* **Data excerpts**
--------
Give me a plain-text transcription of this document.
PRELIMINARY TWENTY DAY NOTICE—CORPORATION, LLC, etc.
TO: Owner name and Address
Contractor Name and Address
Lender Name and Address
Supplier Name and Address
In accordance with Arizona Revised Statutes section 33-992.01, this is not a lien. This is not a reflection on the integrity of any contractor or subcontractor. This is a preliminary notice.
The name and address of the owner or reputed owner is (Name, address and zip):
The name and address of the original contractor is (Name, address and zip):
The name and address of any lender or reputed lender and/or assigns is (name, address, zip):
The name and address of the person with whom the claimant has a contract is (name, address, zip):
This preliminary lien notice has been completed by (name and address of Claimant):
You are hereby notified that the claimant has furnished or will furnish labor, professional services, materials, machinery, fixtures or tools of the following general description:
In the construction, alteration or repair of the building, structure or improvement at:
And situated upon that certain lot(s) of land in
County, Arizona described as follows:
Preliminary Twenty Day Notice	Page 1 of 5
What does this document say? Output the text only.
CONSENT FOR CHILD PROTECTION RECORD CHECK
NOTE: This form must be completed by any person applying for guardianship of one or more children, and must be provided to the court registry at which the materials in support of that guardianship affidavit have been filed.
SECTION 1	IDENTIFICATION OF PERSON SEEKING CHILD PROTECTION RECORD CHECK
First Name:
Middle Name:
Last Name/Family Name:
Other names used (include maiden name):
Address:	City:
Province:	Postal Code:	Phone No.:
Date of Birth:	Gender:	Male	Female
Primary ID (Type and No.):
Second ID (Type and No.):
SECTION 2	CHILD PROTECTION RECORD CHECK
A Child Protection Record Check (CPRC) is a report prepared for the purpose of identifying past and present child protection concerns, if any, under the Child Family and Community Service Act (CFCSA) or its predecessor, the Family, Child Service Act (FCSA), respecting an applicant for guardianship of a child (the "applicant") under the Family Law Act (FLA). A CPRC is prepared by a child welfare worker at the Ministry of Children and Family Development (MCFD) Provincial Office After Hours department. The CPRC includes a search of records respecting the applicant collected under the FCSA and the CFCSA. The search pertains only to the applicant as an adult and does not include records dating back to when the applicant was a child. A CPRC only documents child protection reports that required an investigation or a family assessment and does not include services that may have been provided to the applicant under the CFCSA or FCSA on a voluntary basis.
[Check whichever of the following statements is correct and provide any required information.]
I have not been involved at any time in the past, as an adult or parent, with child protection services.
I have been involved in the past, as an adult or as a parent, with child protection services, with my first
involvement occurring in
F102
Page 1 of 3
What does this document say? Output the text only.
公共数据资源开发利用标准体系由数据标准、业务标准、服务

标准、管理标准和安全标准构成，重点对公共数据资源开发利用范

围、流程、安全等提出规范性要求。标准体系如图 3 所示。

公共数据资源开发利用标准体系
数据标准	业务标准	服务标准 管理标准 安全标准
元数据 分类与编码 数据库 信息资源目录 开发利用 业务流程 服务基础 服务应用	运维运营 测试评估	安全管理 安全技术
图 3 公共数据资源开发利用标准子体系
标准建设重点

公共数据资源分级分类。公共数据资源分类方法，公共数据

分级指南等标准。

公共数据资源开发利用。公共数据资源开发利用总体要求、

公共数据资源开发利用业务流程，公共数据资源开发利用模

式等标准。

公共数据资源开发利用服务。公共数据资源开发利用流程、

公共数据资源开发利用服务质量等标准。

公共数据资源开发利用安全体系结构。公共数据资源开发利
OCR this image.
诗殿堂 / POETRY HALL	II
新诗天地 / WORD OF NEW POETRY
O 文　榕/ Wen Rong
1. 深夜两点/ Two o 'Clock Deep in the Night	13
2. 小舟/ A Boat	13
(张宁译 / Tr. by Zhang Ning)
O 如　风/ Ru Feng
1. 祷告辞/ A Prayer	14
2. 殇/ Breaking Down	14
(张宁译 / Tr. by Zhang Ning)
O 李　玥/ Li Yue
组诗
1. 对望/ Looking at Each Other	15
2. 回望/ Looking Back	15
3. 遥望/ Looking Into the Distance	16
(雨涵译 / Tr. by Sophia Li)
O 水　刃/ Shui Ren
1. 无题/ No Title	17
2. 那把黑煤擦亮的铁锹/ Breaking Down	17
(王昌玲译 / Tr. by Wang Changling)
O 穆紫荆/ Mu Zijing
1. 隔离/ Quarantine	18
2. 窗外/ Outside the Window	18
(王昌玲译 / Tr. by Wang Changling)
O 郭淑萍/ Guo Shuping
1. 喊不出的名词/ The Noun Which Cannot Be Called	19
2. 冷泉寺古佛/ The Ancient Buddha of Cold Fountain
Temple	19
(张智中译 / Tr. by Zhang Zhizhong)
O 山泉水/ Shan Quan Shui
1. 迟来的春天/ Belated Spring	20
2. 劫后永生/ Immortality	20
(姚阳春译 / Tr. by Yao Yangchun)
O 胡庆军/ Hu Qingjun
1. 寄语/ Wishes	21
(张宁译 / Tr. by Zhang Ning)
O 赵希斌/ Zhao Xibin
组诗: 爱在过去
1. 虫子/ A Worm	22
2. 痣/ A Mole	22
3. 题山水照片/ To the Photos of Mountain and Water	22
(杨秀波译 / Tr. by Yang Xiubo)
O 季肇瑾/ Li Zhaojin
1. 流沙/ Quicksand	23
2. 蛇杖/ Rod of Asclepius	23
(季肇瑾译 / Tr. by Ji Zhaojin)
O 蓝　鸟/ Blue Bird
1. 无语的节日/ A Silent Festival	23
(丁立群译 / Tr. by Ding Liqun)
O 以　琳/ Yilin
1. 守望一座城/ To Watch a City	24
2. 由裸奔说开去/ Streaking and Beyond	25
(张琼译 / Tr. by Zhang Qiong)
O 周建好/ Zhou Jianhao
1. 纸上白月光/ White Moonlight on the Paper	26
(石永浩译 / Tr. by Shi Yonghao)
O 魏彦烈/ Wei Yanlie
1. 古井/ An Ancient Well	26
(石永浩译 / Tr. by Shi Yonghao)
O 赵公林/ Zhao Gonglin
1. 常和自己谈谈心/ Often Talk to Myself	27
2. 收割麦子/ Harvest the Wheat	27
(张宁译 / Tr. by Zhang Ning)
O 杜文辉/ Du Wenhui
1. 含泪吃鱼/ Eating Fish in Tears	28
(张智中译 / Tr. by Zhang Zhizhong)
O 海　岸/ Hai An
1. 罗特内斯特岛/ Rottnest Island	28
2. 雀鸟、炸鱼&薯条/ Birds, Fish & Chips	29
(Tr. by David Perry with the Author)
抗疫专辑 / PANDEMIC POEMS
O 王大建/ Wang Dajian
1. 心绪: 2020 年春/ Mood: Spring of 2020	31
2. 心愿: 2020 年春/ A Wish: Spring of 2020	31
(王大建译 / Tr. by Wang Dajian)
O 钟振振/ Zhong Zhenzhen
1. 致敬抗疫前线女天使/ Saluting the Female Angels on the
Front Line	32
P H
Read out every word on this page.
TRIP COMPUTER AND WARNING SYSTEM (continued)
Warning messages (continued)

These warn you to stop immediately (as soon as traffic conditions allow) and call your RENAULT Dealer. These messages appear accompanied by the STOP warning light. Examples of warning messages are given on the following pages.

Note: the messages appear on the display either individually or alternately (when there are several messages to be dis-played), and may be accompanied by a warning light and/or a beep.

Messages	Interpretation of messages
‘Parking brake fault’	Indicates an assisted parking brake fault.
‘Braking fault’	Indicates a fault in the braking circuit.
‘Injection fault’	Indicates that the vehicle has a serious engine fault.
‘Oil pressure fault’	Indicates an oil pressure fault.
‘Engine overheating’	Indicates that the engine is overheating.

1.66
--------
* **Aim**
Without omitting anything, output the entries exactly.

* **Correct response**
Give me a plain-text transcription of this document.
PRELIMINARY TWENTY DAY NOTICE—CORPORATION, LLC, etc.
TO: Owner name and Address
Contractor Name and Address
Lender Name and Address
Supplier Name and Address
In accordance with Arizona Revised Statutes section 33-992.01, this is not a lien. This is not a reflection on the integrity of any contractor or subcontractor. This is a preliminary notice.
The name and address of the owner or reputed owner is (Name, address and zip):
The name and address of the original contractor is (Name, address and zip):
The name and address of any lender or reputed lender and/or assigns is (name, address, zip):
The name and address of the person with whom the claimant has a contract is (name, address, zip):
This preliminary lien notice has been completed by (name and address of Claimant):
You are hereby notified that the claimant has furnished or will furnish labor, professional services, materials, machinery, fixtures or tools of the following general description:
In the construction, alteration or repair of the building, structure or improvement at:
And situated upon that certain lot(s) of land in
County, Arizona described as follows:
Preliminary Twenty Day Notice	Page 1 of 5
What does this document say? Output the text only.
CONSENT FOR CHILD PROTECTION RECORD CHECK
NOTE: This form must be completed by any person applying for guardianship of one or more children, and must be provided to the court registry at which the materials in support of that guardianship affidavit have been filed.
SECTION 1	IDENTIFICATION OF PERSON SEEKING CHILD PROTECTION RECORD CHECK
First Name:
Middle Name:
Last Name/Family Name:
Other names used (include maiden name):
Address:	City:
Province:	Postal Code:	Phone No.:
Date of Birth:	Gender:	Male	Female
Primary ID (Type and No.):
Second ID (Type and No.):
SECTION 2	CHILD PROTECTION RECORD CHECK
A Child Protection Record Check (CPRC) is a report prepared for the purpose of identifying past and present child protection concerns, if any, under the Child Family and Community Service Act (CFCSA) or its predecessor, the Family, Child Service Act (FCSA), respecting an applicant for guardianship of a child (the "applicant") under the Family Law Act (FLA). A CPRC is prepared by a child welfare worker at the Ministry of Children and Family Development (MCFD) Provincial Office After Hours department. The CPRC includes a search of records respecting the applicant collected under the FCSA and the CFCSA. The search pertains only to the applicant as an adult and does not include records dating back to when the applicant was a child. A CPRC only documents child protection reports that required an investigation or a family assessment and does not include services that may have been provided to the applicant under the CFCSA or FCSA on a voluntary basis.
[Check whichever of the following statements is correct and provide any required information.]
I have not been involved at any time in the past, as an adult or parent, with child protection services.
I have been involved in the past, as an adult or as a parent, with child protection services, with my first
involvement occurring in
F102
Page 1 of 3
What does this document say? Output the text only.
公共数据资源开发利用标准体系由数据标准、业务标准、服务

标准、管理标准和安全标准构成，重点对公共数据资源开发利用范

围、流程、安全等提出规范性要求。标准体系如图 3 所示。

公共数据资源开发利用标准体系
数据标准	业务标准	服务标准 管理标准 安全标准
元数据 分类与编码 数据库 信息资源目录 开发利用 业务流程 服务基础 服务应用	运维运营 测试评估	安全管理 安全技术
图 3 公共数据资源开发利用标准子体系
标准建设重点

公共数据资源分级分类。公共数据资源分类方法，公共数据

分级指南等标准。

公共数据资源开发利用。公共数据资源开发利用总体要求、

公共数据资源开发利用业务流程，公共数据资源开发利用模

式等标准。

公共数据资源开发利用服务。公共数据资源开发利用流程、

公共数据资源开发利用服务质量等标准。

公共数据资源开发利用安全体系结构。公共数据资源开发利
OCR this image.
诗殿堂 / POETRY HALL	II
新诗天地 / WORD OF NEW POETRY
O 文　榕/ Wen Rong
1. 深夜两点/ Two o 'Clock Deep in the Night	13
2. 小舟/ A Boat	13
(张宁译 / Tr. by Zhang Ning)
O 如　风/ Ru Feng
1. 祷告辞/ A Prayer	14
2. 殇/ Breaking Down	14
(张宁译 / Tr. by Zhang Ning)
O 李　玥/ Li Yue
组诗
1. 对望/ Looking at Each Other	15
2. 回望/ Looking Back	15
3. 遥望/ Looking Into the Distance	16
(雨涵译 / Tr. by Sophia Li)
O 水　刃/ Shui Ren
1. 无题/ No Title	17
2. 那把黑煤擦亮的铁锹/ Breaking Down	17
(王昌玲译 / Tr. by Wang Changling)
O 穆紫荆/ Mu Zijing
1. 隔离/ Quarantine	18
2. 窗外/ Outside the Window	18
(王昌玲译 / Tr. by Wang Changling)
O 郭淑萍/ Guo Shuping
1. 喊不出的名词/ The Noun Which Cannot Be Called	19
2. 冷泉寺古佛/ The Ancient Buddha of Cold Fountain
Temple	19
(张智中译 / Tr. by Zhang Zhizhong)
O 山泉水/ Shan Quan Shui
1. 迟来的春天/ Belated Spring	20
2. 劫后永生/ Immortality	20
(姚阳春译 / Tr. by Yao Yangchun)
O 胡庆军/ Hu Qingjun
1. 寄语/ Wishes	21
(张宁译 / Tr. by Zhang Ning)
O 赵希斌/ Zhao Xibin
组诗: 爱在过去
1. 虫子/ A Worm	22
2. 痣/ A Mole	22
3. 题山水照片/ To the Photos of Mountain and Water	22
(杨秀波译 / Tr. by Yang Xiubo)
O 季肇瑾/ Li Zhaojin
1. 流沙/ Quicksand	23
2. 蛇杖/ Rod of Asclepius	23
(季肇瑾译 / Tr. by Ji Zhaojin)
O 蓝　鸟/ Blue Bird
1. 无语的节日/ A Silent Festival	23
(丁立群译 / Tr. by Ding Liqun)
O 以　琳/ Yilin
1. 守望一座城/ To Watch a City	24
2. 由裸奔说开去/ Streaking and Beyond	25
(张琼译 / Tr. by Zhang Qiong)
O 周建好/ Zhou Jianhao
1. 纸上白月光/ White Moonlight on the Paper	26
(石永浩译 / Tr. by Shi Yonghao)
O 魏彦烈/ Wei Yanlie
1. 古井/ An Ancient Well	26
(石永浩译 / Tr. by Shi Yonghao)
O 赵公林/ Zhao Gonglin
1. 常和自己谈谈心/ Often Talk to Myself	27
2. 收割麦子/ Harvest the Wheat	27
(张宁译 / Tr. by Zhang Ning)
O 杜文辉/ Du Wenhui
1. 含泪吃鱼/ Eating Fish in Tears	28
(张智中译 / Tr. by Zhang Zhizhong)
O 海　岸/ Hai An
1. 罗特内斯特岛/ Rottnest Island	28
2. 雀鸟、炸鱼&薯条/ Birds, Fish & Chips	29
(Tr. by David Perry with the Author)
抗疫专辑 / PANDEMIC POEMS
O 王大建/ Wang Dajian
1. 心绪: 2020 年春/ Mood: Spring of 2020	31
2. 心愿: 2020 年春/ A Wish: Spring of 2020	31
(王大建译 / Tr. by Wang Dajian)
O 钟振振/ Zhong Zhenzhen
1. 致敬抗疫前线女天使/ Saluting the Female Angels on the
Front Line	32
P H
Read out every word on this page.
TRIP COMPUTER AND WARNING SYSTEM (continued)
Warning messages (continued)

These warn you to stop immediately (as soon as traffic conditions allow) and call your RENAULT Dealer. These messages appear accompanied by the STOP warning light. Examples of warning messages are given on the following pages.

Note: the messages appear on the display either individually or alternately (when there are several messages to be dis-played), and may be accompanied by a warning light and/or a beep.

Messages	Interpretation of messages
‘Parking brake fault’	Indicates an assisted parking brake fault.
‘Braking fault’	Indicates a fault in the braking circuit.
‘Injection fault’	Indicates that the vehicle has a serious engine fault.
‘Oil pressure fault’	Indicates an oil pressure fault.
‘Engine overheating’	Indicates that the engine is overheating.

1.66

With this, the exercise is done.